### The task
The records that follow must be reproduced in full, exactly as written.

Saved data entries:
:::

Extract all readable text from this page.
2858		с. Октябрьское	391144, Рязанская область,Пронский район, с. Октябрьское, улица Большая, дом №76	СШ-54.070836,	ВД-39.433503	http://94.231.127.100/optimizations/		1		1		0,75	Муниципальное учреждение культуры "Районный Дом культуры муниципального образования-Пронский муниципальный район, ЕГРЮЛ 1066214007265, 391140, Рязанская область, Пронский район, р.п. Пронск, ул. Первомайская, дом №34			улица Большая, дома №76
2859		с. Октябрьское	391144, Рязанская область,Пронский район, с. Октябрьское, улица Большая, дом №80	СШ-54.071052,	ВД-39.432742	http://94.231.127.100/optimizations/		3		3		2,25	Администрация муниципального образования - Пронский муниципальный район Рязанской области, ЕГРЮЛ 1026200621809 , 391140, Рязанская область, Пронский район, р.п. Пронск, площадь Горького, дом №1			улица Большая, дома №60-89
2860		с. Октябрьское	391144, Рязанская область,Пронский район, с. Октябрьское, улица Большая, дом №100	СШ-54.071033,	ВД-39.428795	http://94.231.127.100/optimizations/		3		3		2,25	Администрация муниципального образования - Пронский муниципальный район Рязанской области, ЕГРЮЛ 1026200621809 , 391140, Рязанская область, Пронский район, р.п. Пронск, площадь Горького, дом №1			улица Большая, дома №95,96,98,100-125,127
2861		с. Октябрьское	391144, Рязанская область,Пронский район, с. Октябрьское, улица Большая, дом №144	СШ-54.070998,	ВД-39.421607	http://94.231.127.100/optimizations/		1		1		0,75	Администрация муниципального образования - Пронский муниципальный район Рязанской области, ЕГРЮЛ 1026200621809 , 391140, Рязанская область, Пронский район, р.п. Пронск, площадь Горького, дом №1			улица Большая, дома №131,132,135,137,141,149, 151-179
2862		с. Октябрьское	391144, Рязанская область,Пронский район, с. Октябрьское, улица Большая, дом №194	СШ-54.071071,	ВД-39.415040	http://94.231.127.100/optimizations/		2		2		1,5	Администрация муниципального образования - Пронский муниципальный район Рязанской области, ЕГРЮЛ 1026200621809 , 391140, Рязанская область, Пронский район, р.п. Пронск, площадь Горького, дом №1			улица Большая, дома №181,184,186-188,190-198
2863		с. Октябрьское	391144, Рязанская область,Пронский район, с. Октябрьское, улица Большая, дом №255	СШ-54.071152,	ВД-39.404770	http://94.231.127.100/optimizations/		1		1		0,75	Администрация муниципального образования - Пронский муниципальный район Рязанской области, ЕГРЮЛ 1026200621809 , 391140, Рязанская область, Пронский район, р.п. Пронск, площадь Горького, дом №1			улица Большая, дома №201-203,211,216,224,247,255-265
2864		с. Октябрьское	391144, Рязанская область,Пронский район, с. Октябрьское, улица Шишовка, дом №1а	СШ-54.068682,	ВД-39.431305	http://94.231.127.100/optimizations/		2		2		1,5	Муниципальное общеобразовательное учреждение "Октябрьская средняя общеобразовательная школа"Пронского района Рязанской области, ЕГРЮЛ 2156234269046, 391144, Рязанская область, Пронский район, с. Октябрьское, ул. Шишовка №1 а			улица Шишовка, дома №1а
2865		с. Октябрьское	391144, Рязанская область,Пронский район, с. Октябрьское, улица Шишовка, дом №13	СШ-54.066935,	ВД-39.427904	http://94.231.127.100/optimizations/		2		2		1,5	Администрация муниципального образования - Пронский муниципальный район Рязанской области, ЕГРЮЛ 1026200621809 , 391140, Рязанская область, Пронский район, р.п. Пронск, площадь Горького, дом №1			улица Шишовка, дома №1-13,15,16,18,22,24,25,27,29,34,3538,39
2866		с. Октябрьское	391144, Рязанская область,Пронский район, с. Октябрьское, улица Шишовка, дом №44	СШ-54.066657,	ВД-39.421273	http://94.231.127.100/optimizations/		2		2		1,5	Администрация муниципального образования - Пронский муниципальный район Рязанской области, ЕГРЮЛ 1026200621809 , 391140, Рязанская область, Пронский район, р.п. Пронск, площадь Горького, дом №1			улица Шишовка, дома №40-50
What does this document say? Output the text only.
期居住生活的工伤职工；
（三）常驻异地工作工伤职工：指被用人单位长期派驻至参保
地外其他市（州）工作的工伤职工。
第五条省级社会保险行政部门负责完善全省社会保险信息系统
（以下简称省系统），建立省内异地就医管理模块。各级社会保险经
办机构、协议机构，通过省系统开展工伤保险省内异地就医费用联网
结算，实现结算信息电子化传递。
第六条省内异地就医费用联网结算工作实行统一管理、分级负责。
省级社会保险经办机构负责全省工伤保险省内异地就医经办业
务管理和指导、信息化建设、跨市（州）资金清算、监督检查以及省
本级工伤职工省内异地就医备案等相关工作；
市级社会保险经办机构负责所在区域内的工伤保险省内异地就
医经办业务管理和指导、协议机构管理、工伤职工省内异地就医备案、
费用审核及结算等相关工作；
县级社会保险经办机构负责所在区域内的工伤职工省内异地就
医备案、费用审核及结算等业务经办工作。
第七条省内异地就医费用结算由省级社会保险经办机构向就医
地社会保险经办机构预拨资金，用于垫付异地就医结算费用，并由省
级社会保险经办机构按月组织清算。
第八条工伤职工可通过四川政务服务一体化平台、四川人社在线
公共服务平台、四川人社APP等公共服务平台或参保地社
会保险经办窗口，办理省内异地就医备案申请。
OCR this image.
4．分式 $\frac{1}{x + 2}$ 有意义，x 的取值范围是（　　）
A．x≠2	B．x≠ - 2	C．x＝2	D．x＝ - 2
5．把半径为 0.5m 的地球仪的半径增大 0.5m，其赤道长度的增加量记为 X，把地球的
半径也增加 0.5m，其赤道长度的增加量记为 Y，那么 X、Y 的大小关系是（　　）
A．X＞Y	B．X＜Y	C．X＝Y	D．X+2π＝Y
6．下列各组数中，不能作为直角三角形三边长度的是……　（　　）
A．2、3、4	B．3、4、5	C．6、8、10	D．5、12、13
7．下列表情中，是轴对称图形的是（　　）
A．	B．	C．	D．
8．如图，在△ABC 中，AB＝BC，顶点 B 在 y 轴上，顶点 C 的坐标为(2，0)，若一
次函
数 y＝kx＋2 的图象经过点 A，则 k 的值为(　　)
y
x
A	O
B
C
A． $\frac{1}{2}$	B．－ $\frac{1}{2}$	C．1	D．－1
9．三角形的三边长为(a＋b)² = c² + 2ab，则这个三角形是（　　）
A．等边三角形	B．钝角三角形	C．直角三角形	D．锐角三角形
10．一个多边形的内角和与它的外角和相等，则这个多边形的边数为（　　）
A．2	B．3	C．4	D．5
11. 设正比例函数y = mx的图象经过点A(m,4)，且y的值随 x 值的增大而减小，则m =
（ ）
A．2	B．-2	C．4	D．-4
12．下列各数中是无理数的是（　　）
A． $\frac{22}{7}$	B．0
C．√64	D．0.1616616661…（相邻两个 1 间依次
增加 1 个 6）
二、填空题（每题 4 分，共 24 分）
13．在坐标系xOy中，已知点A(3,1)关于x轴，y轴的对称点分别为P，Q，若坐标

:::

### Result of this exercise
Extract all readable text from this page.
2858		с. Октябрьское	391144, Рязанская область,Пронский район, с. Октябрьское, улица Большая, дом №76	СШ-54.070836,	ВД-39.433503	http://94.231.127.100/optimizations/		1		1		0,75	Муниципальное учреждение культуры "Районный Дом культуры муниципального образования-Пронский муниципальный район, ЕГРЮЛ 1066214007265, 391140, Рязанская область, Пронский район, р.п. Пронск, ул. Первомайская, дом №34			улица Большая, дома №76
2859		с. Октябрьское	391144, Рязанская область,Пронский район, с. Октябрьское, улица Большая, дом №80	СШ-54.071052,	ВД-39.432742	http://94.231.127.100/optimizations/		3		3		2,25	Администрация муниципального образования - Пронский муниципальный район Рязанской области, ЕГРЮЛ 1026200621809 , 391140, Рязанская область, Пронский район, р.п. Пронск, площадь Горького, дом №1			улица Большая, дома №60-89
2860		с. Октябрьское	391144, Рязанская область,Пронский район, с. Октябрьское, улица Большая, дом №100	СШ-54.071033,	ВД-39.428795	http://94.231.127.100/optimizations/		3		3		2,25	Администрация муниципального образования - Пронский муниципальный район Рязанской области, ЕГРЮЛ 1026200621809 , 391140, Рязанская область, Пронский район, р.п. Пронск, площадь Горького, дом №1			улица Большая, дома №95,96,98,100-125,127
2861		с. Октябрьское	391144, Рязанская область,Пронский район, с. Октябрьское, улица Большая, дом №144	СШ-54.070998,	ВД-39.421607	http://94.231.127.100/optimizations/		1		1		0,75	Администрация муниципального образования - Пронский муниципальный район Рязанской области, ЕГРЮЛ 1026200621809 , 391140, Рязанская область, Пронский район, р.п. Пронск, площадь Горького, дом №1			улица Большая, дома №131,132,135,137,141,149, 151-179
2862		с. Октябрьское	391144, Рязанская область,Пронский район, с. Октябрьское, улица Большая, дом №194	СШ-54.071071,	ВД-39.415040	http://94.231.127.100/optimizations/		2		2		1,5	Администрация муниципального образования - Пронский муниципальный район Рязанской области, ЕГРЮЛ 1026200621809 , 391140, Рязанская область, Пронский район, р.п. Пронск, площадь Горького, дом №1			улица Большая, дома №181,184,186-188,190-198
2863		с. Октябрьское	391144, Рязанская область,Пронский район, с. Октябрьское, улица Большая, дом №255	СШ-54.071152,	ВД-39.404770	http://94.231.127.100/optimizations/		1		1		0,75	Администрация муниципального образования - Пронский муниципальный район Рязанской области, ЕГРЮЛ 1026200621809 , 391140, Рязанская область, Пронский район, р.п. Пронск, площадь Горького, дом №1			улица Большая, дома №201-203,211,216,224,247,255-265
2864		с. Октябрьское	391144, Рязанская область,Пронский район, с. Октябрьское, улица Шишовка, дом №1а	СШ-54.068682,	ВД-39.431305	http://94.231.127.100/optimizations/		2		2		1,5	Муниципальное общеобразовательное учреждение "Октябрьская средняя общеобразовательная школа"Пронского района Рязанской области, ЕГРЮЛ 2156234269046, 391144, Рязанская область, Пронский район, с. Октябрьское, ул. Шишовка №1 а			улица Шишовка, дома №1а
2865		с. Октябрьское	391144, Рязанская область,Пронский район, с. Октябрьское, улица Шишовка, дом №13	СШ-54.066935,	ВД-39.427904	http://94.231.127.100/optimizations/		2		2		1,5	Администрация муниципального образования - Пронский муниципальный район Рязанской области, ЕГРЮЛ 1026200621809 , 391140, Рязанская область, Пронский район, р.п. Пронск, площадь Горького, дом №1			улица Шишовка, дома №1-13,15,16,18,22,24,25,27,29,34,3538,39
2866		с. Октябрьское	391144, Рязанская область,Пронский район, с. Октябрьское, улица Шишовка, дом №44	СШ-54.066657,	ВД-39.421273	http://94.231.127.100/optimizations/		2		2		1,5	Администрация муниципального образования - Пронский муниципальный район Рязанской области, ЕГРЮЛ 1026200621809 , 391140, Рязанская область, Пронский район, р.п. Пронск, площадь Горького, дом №1			улица Шишовка, дома №40-50
What does this document say? Output the text only.
期居住生活的工伤职工；
（三）常驻异地工作工伤职工：指被用人单位长期派驻至参保
地外其他市（州）工作的工伤职工。
第五条省级社会保险行政部门负责完善全省社会保险信息系统
（以下简称省系统），建立省内异地就医管理模块。各级社会保险经
办机构、协议机构，通过省系统开展工伤保险省内异地就医费用联网
结算，实现结算信息电子化传递。
第六条省内异地就医费用联网结算工作实行统一管理、分级负责。
省级社会保险经办机构负责全省工伤保险省内异地就医经办业
务管理和指导、信息化建设、跨市（州）资金清算、监督检查以及省
本级工伤职工省内异地就医备案等相关工作；
市级社会保险经办机构负责所在区域内的工伤保险省内异地就
医经办业务管理和指导、协议机构管理、工伤职工省内异地就医备案、
费用审核及结算等相关工作；
县级社会保险经办机构负责所在区域内的工伤职工省内异地就
医备案、费用审核及结算等业务经办工作。
第七条省内异地就医费用结算由省级社会保险经办机构向就医
地社会保险经办机构预拨资金，用于垫付异地就医结算费用，并由省
级社会保险经办机构按月组织清算。
第八条工伤职工可通过四川政务服务一体化平台、四川人社在线
公共服务平台、四川人社APP等公共服务平台或参保地社
会保险经办窗口，办理省内异地就医备案申请。
OCR this image.
4．分式 $\frac{1}{x + 2}$ 有意义，x 的取值范围是（　　）
A．x≠2	B．x≠ - 2	C．x＝2	D．x＝ - 2
5．把半径为 0.5m 的地球仪的半径增大 0.5m，其赤道长度的增加量记为 X，把地球的
半径也增加 0.5m，其赤道长度的增加量记为 Y，那么 X、Y 的大小关系是（　　）
A．X＞Y	B．X＜Y	C．X＝Y	D．X+2π＝Y
6．下列各组数中，不能作为直角三角形三边长度的是……　（　　）
A．2、3、4	B．3、4、5	C．6、8、10	D．5、12、13
7．下列表情中，是轴对称图形的是（　　）
A．	B．	C．	D．
8．如图，在△ABC 中，AB＝BC，顶点 B 在 y 轴上，顶点 C 的坐标为(2，0)，若一
次函
数 y＝kx＋2 的图象经过点 A，则 k 的值为(　　)
y
x
A	O
B
C
A． $\frac{1}{2}$	B．－ $\frac{1}{2}$	C．1	D．－1
9．三角形的三边长为(a＋b)² = c² + 2ab，则这个三角形是（　　）
A．等边三角形	B．钝角三角形	C．直角三角形	D．锐角三角形
10．一个多边形的内角和与它的外角和相等，则这个多边形的边数为（　　）
A．2	B．3	C．4	D．5
11. 设正比例函数y = mx的图象经过点A(m,4)，且y的值随 x 值的增大而减小，则m =
（ ）
A．2	B．-2	C．4	D．-4
12．下列各数中是无理数的是（　　）
A． $\frac{22}{7}$	B．0
C．√64	D．0.1616616661…（相邻两个 1 间依次
增加 1 个 6）
二、填空题（每题 4 分，共 24 分）
13．在坐标系xOy中，已知点A(3,1)关于x轴，y轴的对称点分别为P，Q，若坐标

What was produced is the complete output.